#### Exercise goal
Write the listing below out again exactly, dropping the images.

#### Data to use

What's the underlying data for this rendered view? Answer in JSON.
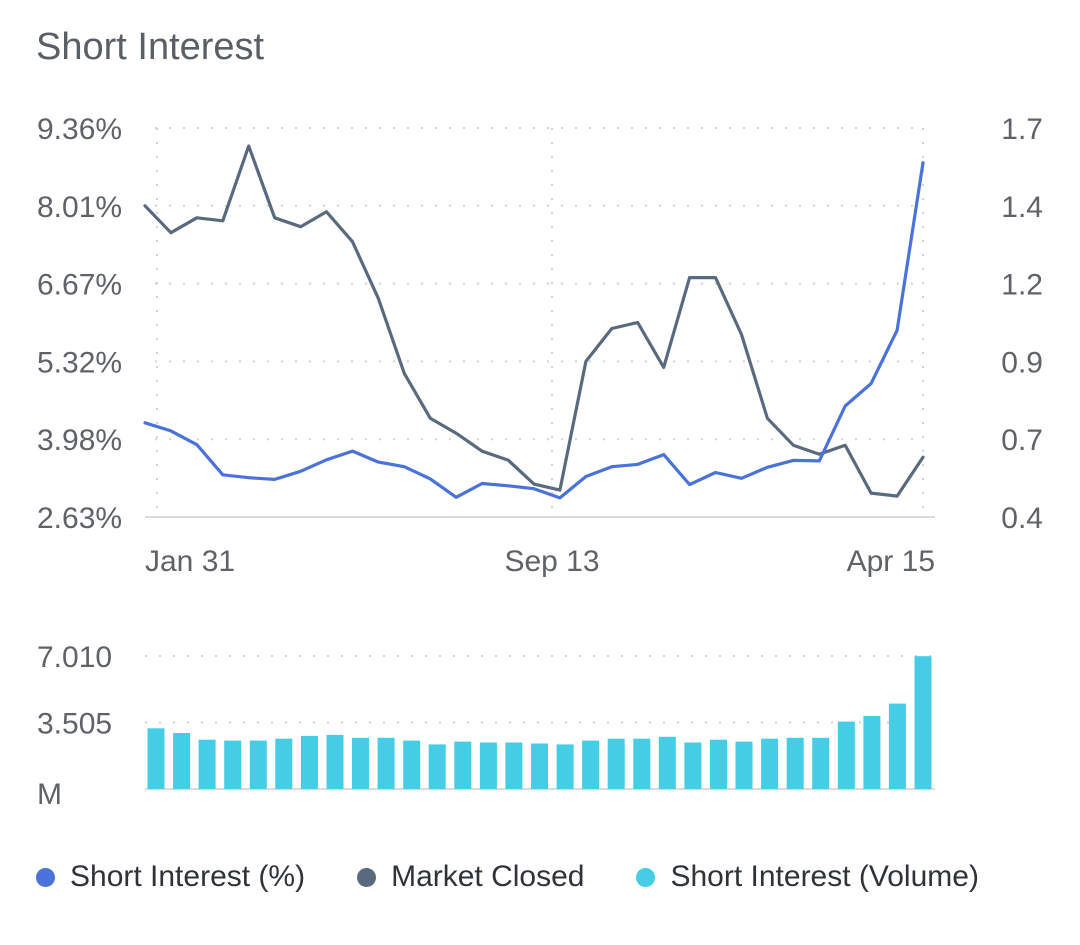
{
  "title": "Short Interest",
  "colors": {
    "short_interest_pct": "#4a72d9",
    "market_closed": "#5a6a7e",
    "short_interest_volume": "#45cde6"
  },
  "chart_data": [
    {
      "type": "line",
      "title": "Short Interest",
      "x_labels": [
        "Jan 31",
        "Sep 13",
        "Apr 15"
      ],
      "y_left": {
        "ticks": [
          "2.63%",
          "3.98%",
          "5.32%",
          "6.67%",
          "8.01%",
          "9.36%"
        ],
        "range": [
          2.63,
          9.36
        ]
      },
      "y_right": {
        "ticks": [
          "0.4",
          "0.7",
          "0.9",
          "1.2",
          "1.4",
          "1.7"
        ],
        "range": [
          0.4,
          1.7
        ]
      },
      "grid": true,
      "series": [
        {
          "name": "Short Interest (%)",
          "axis": "left",
          "values": [
            4.26,
            4.12,
            3.88,
            3.36,
            3.31,
            3.28,
            3.42,
            3.62,
            3.77,
            3.58,
            3.5,
            3.29,
            2.97,
            3.21,
            3.17,
            3.12,
            2.96,
            3.33,
            3.5,
            3.54,
            3.71,
            3.19,
            3.4,
            3.3,
            3.49,
            3.61,
            3.6,
            4.55,
            4.94,
            5.86,
            8.76
          ]
        },
        {
          "name": "Market Closed",
          "axis": "right",
          "values": [
            1.44,
            1.35,
            1.4,
            1.39,
            1.64,
            1.4,
            1.37,
            1.42,
            1.32,
            1.13,
            0.88,
            0.73,
            0.68,
            0.62,
            0.59,
            0.51,
            0.49,
            0.92,
            1.03,
            1.05,
            0.9,
            1.2,
            1.2,
            1.01,
            0.73,
            0.64,
            0.61,
            0.64,
            0.48,
            0.47,
            0.6
          ]
        }
      ]
    },
    {
      "type": "bar",
      "y_ticks": [
        "7.010",
        "3.505"
      ],
      "y_unit": "M",
      "ylim": [
        0,
        7.01
      ],
      "series": [
        {
          "name": "Short Interest (Volume)",
          "values": [
            3.2,
            2.95,
            2.6,
            2.55,
            2.55,
            2.65,
            2.8,
            2.85,
            2.7,
            2.7,
            2.55,
            2.35,
            2.5,
            2.45,
            2.45,
            2.4,
            2.35,
            2.55,
            2.65,
            2.65,
            2.75,
            2.45,
            2.6,
            2.5,
            2.65,
            2.7,
            2.7,
            3.55,
            3.85,
            4.5,
            7.0
          ]
        }
      ]
    }
  ],
  "legend": [
    {
      "label": "Short Interest (%)",
      "color": "#4a72d9"
    },
    {
      "label": "Market Closed",
      "color": "#5a6a7e"
    },
    {
      "label": "Short Interest (Volume)",
      "color": "#45cde6"
    }
  ]
}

#### Result of this task
What's the underlying data for this rendered view? Answer in JSON.
{
  "title": "Short Interest",
  "colors": {
    "short_interest_pct": "#4a72d9",
    "market_closed": "#5a6a7e",
    "short_interest_volume": "#45cde6"
  },
  "chart_data": [
    {
      "type": "line",
      "title": "Short Interest",
      "x_labels": [
        "Jan 31",
        "Sep 13",
        "Apr 15"
      ],
      "y_left": {
        "ticks": [
          "2.63%",
          "3.98%",
          "5.32%",
          "6.67%",
          "8.01%",
          "9.36%"
        ],
        "range": [
          2.63,
          9.36
        ]
      },
      "y_right": {
        "ticks": [
          "0.4",
          "0.7",
          "0.9",
          "1.2",
          "1.4",
          "1.7"
        ],
        "range": [
          0.4,
          1.7
        ]
      },
      "grid": true,
      "series": [
        {
          "name": "Short Interest (%)",
          "axis": "left",
          "values": [
            4.26,
            4.12,
            3.88,
            3.36,
            3.31,
            3.28,
            3.42,
            3.62,
            3.77,
            3.58,
            3.5,
            3.29,
            2.97,
            3.21,
            3.17,
            3.12,
            2.96,
            3.33,
            3.5,
            3.54,
            3.71,
            3.19,
            3.4,
            3.3,
            3.49,
            3.61,
            3.6,
            4.55,
            4.94,
            5.86,
            8.76
          ]
        },
        {
          "name": "Market Closed",
          "axis": "right",
          "values": [
            1.44,
            1.35,
            1.4,
            1.39,
            1.64,
            1.4,
            1.37,
            1.42,
            1.32,
            1.13,
            0.88,
            0.73,
            0.68,
            0.62,
            0.59,
            0.51,
            0.49,
            0.92,
            1.03,
            1.05,
            0.9,
            1.2,
            1.2,
            1.01,
            0.73,
            0.64,
            0.61,
            0.64,
            0.48,
            0.47,
            0.6
          ]
        }
      ]
    },
    {
      "type": "bar",
      "y_ticks": [
        "7.010",
        "3.505"
      ],
      "y_unit": "M",
      "ylim": [
        0,
        7.01
      ],
      "series": [
        {
          "name": "Short Interest (Volume)",
          "values": [
            3.2,
            2.95,
            2.6,
            2.55,
            2.55,
            2.65,
            2.8,
            2.85,
            2.7,
            2.7,
            2.55,
            2.35,
            2.5,
            2.45,
            2.45,
            2.4,
            2.35,
            2.55,
            2.65,
            2.65,
            2.75,
            2.45,
            2.6,
            2.5,
            2.65,
            2.7,
            2.7,
            3.55,
            3.85,
            4.5,
            7.0
          ]
        }
      ]
    }
  ],
  "legend": [
    {
      "label": "Short Interest (%)",
      "color": "#4a72d9"
    },
    {
      "label": "Market Closed",
      "color": "#5a6a7e"
    },
    {
      "label": "Short Interest (Volume)",
      "color": "#45cde6"
    }
  ]
}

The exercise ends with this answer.